**STORED ROWS**
※ ※ ※

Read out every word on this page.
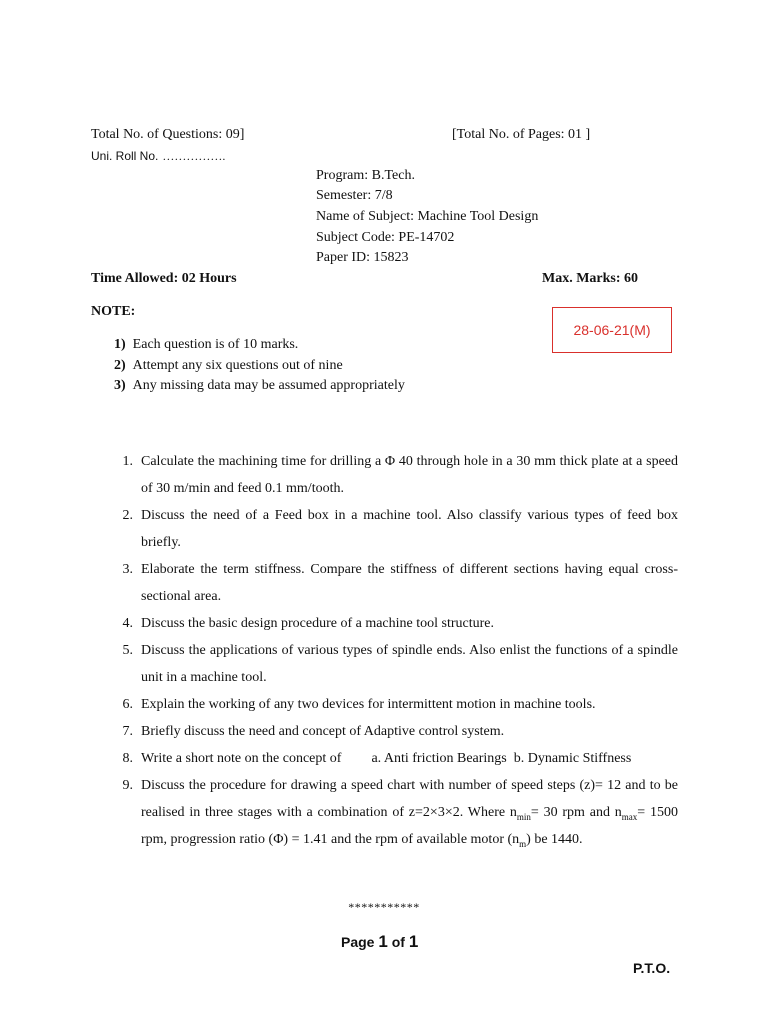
Total No. of Questions: 09]	[Total No. of Pages: 01 ]
Uni. Roll No. …………….
Program: B.Tech.
Semester: 7/8
Name of Subject: Machine Tool Design
Subject Code: PE-14702
Paper ID: 15823
Time Allowed: 02 Hours	Max. Marks: 60
NOTE:
28-06-21(M)
1) Each question is of 10 marks.
2) Attempt any six questions out of nine
3) Any missing data may be assumed appropriately
1. Calculate the machining time for drilling a Φ 40 through hole in a 30 mm thick plate at a speed of 30 m/min and feed 0.1 mm/tooth.
2. Discuss the need of a Feed box in a machine tool. Also classify various types of feed box briefly.
3. Elaborate the term stiffness. Compare the stiffness of different sections having equal cross-sectional area.
4. Discuss the basic design procedure of a machine tool structure.
5. Discuss the applications of various types of spindle ends. Also enlist the functions of a spindle unit in a machine tool.
6. Explain the working of any two devices for intermittent motion in machine tools.
7. Briefly discuss the need and concept of Adaptive control system.
8. Write a short note on the concept of a. Anti friction Bearings b. Dynamic Stiffness
9. Discuss the procedure for drawing a speed chart with number of speed steps (z)= 12 and to be realised in three stages with a combination of z=2×3×2. Where $n_{min}= 30$ rpm and $n_{max}= 1500$ rpm, progression ratio (Φ) = 1.41 and the rpm of available motor $(n_m)$ be 1440.
***********
Page 1 of 1
P.T.O.
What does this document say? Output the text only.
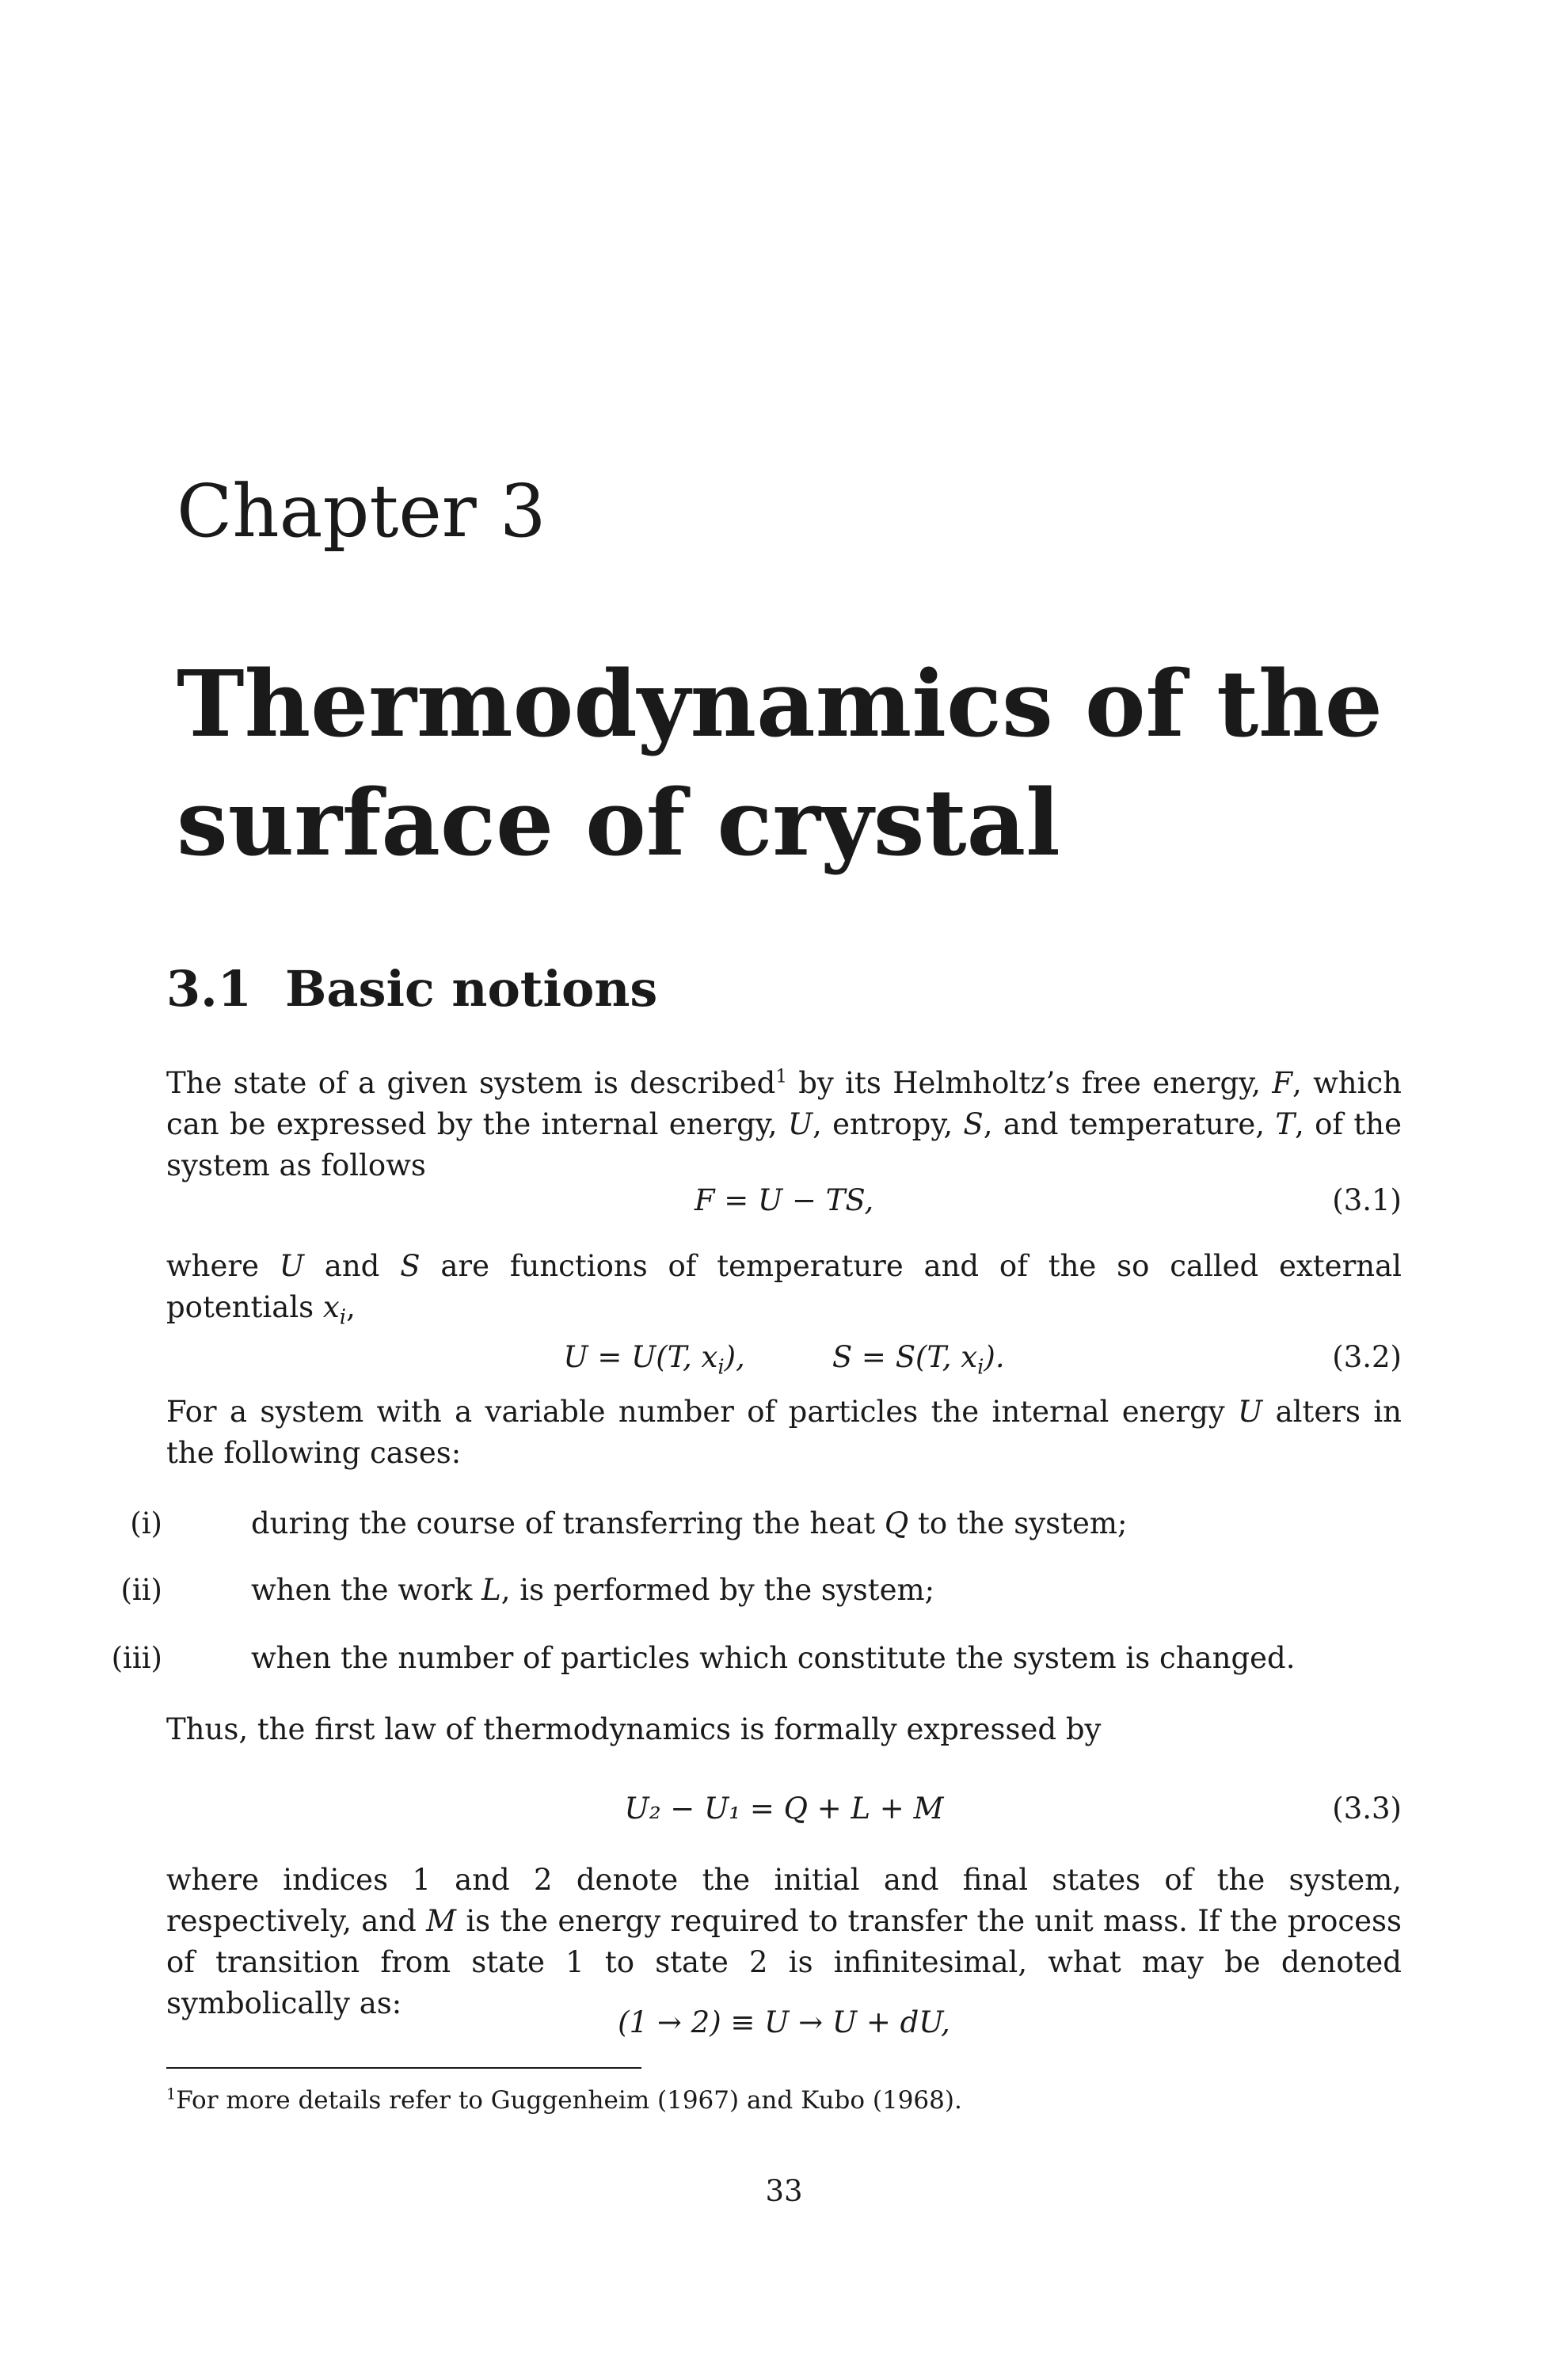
Chapter 3
Thermodynamics of the
surface of crystal
3.1 Basic notions

The state of a given system is described$^1$ by its Helmholtz’s free energy, F, which can be expressed by the internal energy, U, entropy, S, and temperature, T, of the system as follows

F = U − TS,	(3.1)

where U and S are functions of temperature and of the so called external potentials $x_i$,

U = U(T, $x_i$),	S = S(T, $x_i$).	(3.2)

For a system with a variable number of particles the internal energy U alters in the following cases:

(i)	during the course of transferring the heat Q to the system;
(ii)	when the work L, is performed by the system;
(iii)	when the number of particles which constitute the system is changed.

Thus, the first law of thermodynamics is formally expressed by

U₂ − U₁ = Q + L + M	(3.3)

where indices 1 and 2 denote the initial and final states of the system, respectively, and M is the energy required to transfer the unit mass. If the process of transition from state 1 to state 2 is infinitesimal, what may be denoted symbolically as:

(1 → 2) ≡ U → U + dU,
$^1$For more details refer to Guggenheim (1967) and Kubo (1968).
33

※ ※ ※

**GOAL**
Drop the images and quote the entries word for word.

**IN RESPONSE**
Read out every word on this page.
Total No. of Questions: 09]	[Total No. of Pages: 01 ]
Uni. Roll No. …………….
Program: B.Tech.
Semester: 7/8
Name of Subject: Machine Tool Design
Subject Code: PE-14702
Paper ID: 15823
Time Allowed: 02 Hours	Max. Marks: 60
NOTE:
28-06-21(M)
1) Each question is of 10 marks.
2) Attempt any six questions out of nine
3) Any missing data may be assumed appropriately
1. Calculate the machining time for drilling a Φ 40 through hole in a 30 mm thick plate at a speed of 30 m/min and feed 0.1 mm/tooth.
2. Discuss the need of a Feed box in a machine tool. Also classify various types of feed box briefly.
3. Elaborate the term stiffness. Compare the stiffness of different sections having equal cross-sectional area.
4. Discuss the basic design procedure of a machine tool structure.
5. Discuss the applications of various types of spindle ends. Also enlist the functions of a spindle unit in a machine tool.
6. Explain the working of any two devices for intermittent motion in machine tools.
7. Briefly discuss the need and concept of Adaptive control system.
8. Write a short note on the concept of a. Anti friction Bearings b. Dynamic Stiffness
9. Discuss the procedure for drawing a speed chart with number of speed steps (z)= 12 and to be realised in three stages with a combination of z=2×3×2. Where $n_{min}= 30$ rpm and $n_{max}= 1500$ rpm, progression ratio (Φ) = 1.41 and the rpm of available motor $(n_m)$ be 1440.
***********
Page 1 of 1
P.T.O.
What does this document say? Output the text only.
Chapter 3
Thermodynamics of the
surface of crystal
3.1 Basic notions

The state of a given system is described$^1$ by its Helmholtz’s free energy, F, which can be expressed by the internal energy, U, entropy, S, and temperature, T, of the system as follows

F = U − TS,	(3.1)

where U and S are functions of temperature and of the so called external potentials $x_i$,

U = U(T, $x_i$),	S = S(T, $x_i$).	(3.2)

For a system with a variable number of particles the internal energy U alters in the following cases:

(i)	during the course of transferring the heat Q to the system;
(ii)	when the work L, is performed by the system;
(iii)	when the number of particles which constitute the system is changed.

Thus, the first law of thermodynamics is formally expressed by

U₂ − U₁ = Q + L + M	(3.3)

where indices 1 and 2 denote the initial and final states of the system, respectively, and M is the energy required to transfer the unit mass. If the process of transition from state 1 to state 2 is infinitesimal, what may be denoted symbolically as:

(1 → 2) ≡ U → U + dU,
$^1$For more details refer to Guggenheim (1967) and Kubo (1968).
33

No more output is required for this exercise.